Transcribe all of the material exactly.

--- Begin RAW RECORDS ---

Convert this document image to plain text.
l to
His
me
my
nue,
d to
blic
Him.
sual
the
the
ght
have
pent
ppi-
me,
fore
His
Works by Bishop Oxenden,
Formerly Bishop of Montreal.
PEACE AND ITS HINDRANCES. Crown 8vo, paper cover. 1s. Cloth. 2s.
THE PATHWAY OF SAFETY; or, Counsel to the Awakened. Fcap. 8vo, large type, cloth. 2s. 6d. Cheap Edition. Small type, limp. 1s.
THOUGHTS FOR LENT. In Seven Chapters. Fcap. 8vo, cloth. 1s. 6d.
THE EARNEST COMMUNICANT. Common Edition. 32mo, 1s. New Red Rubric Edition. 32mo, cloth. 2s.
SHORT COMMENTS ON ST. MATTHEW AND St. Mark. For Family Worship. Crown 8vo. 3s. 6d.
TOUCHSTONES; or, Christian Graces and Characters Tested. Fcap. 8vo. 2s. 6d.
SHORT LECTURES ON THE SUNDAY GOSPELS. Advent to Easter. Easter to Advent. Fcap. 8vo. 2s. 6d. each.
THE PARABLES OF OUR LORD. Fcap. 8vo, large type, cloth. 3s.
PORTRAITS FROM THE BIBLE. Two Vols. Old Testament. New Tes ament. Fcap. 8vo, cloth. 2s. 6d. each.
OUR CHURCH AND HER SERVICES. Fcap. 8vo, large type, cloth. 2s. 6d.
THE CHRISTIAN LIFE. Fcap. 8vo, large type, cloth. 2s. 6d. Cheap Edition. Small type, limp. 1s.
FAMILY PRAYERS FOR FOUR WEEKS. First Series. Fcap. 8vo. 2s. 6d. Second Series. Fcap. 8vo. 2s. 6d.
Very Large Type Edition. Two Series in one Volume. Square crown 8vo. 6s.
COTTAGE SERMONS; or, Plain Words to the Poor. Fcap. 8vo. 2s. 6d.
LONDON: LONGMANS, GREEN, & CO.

--- End RAW RECORDS ---

RESPONSE TO THE TASK →
Convert this document image to plain text.
l to
His
me
my
nue,
d to
blic
Him.
sual
the
the
ght
have
pent
ppi-
me,
fore
His
Works by Bishop Oxenden,
Formerly Bishop of Montreal.
PEACE AND ITS HINDRANCES. Crown 8vo, paper cover. 1s. Cloth. 2s.
THE PATHWAY OF SAFETY; or, Counsel to the Awakened. Fcap. 8vo, large type, cloth. 2s. 6d. Cheap Edition. Small type, limp. 1s.
THOUGHTS FOR LENT. In Seven Chapters. Fcap. 8vo, cloth. 1s. 6d.
THE EARNEST COMMUNICANT. Common Edition. 32mo, 1s. New Red Rubric Edition. 32mo, cloth. 2s.
SHORT COMMENTS ON ST. MATTHEW AND St. Mark. For Family Worship. Crown 8vo. 3s. 6d.
TOUCHSTONES; or, Christian Graces and Characters Tested. Fcap. 8vo. 2s. 6d.
SHORT LECTURES ON THE SUNDAY GOSPELS. Advent to Easter. Easter to Advent. Fcap. 8vo. 2s. 6d. each.
THE PARABLES OF OUR LORD. Fcap. 8vo, large type, cloth. 3s.
PORTRAITS FROM THE BIBLE. Two Vols. Old Testament. New Tes ament. Fcap. 8vo, cloth. 2s. 6d. each.
OUR CHURCH AND HER SERVICES. Fcap. 8vo, large type, cloth. 2s. 6d.
THE CHRISTIAN LIFE. Fcap. 8vo, large type, cloth. 2s. 6d. Cheap Edition. Small type, limp. 1s.
FAMILY PRAYERS FOR FOUR WEEKS. First Series. Fcap. 8vo. 2s. 6d. Second Series. Fcap. 8vo. 2s. 6d.
Very Large Type Edition. Two Series in one Volume. Square crown 8vo. 6s.
COTTAGE SERMONS; or, Plain Words to the Poor. Fcap. 8vo. 2s. 6d.
LONDON: LONGMANS, GREEN, & CO.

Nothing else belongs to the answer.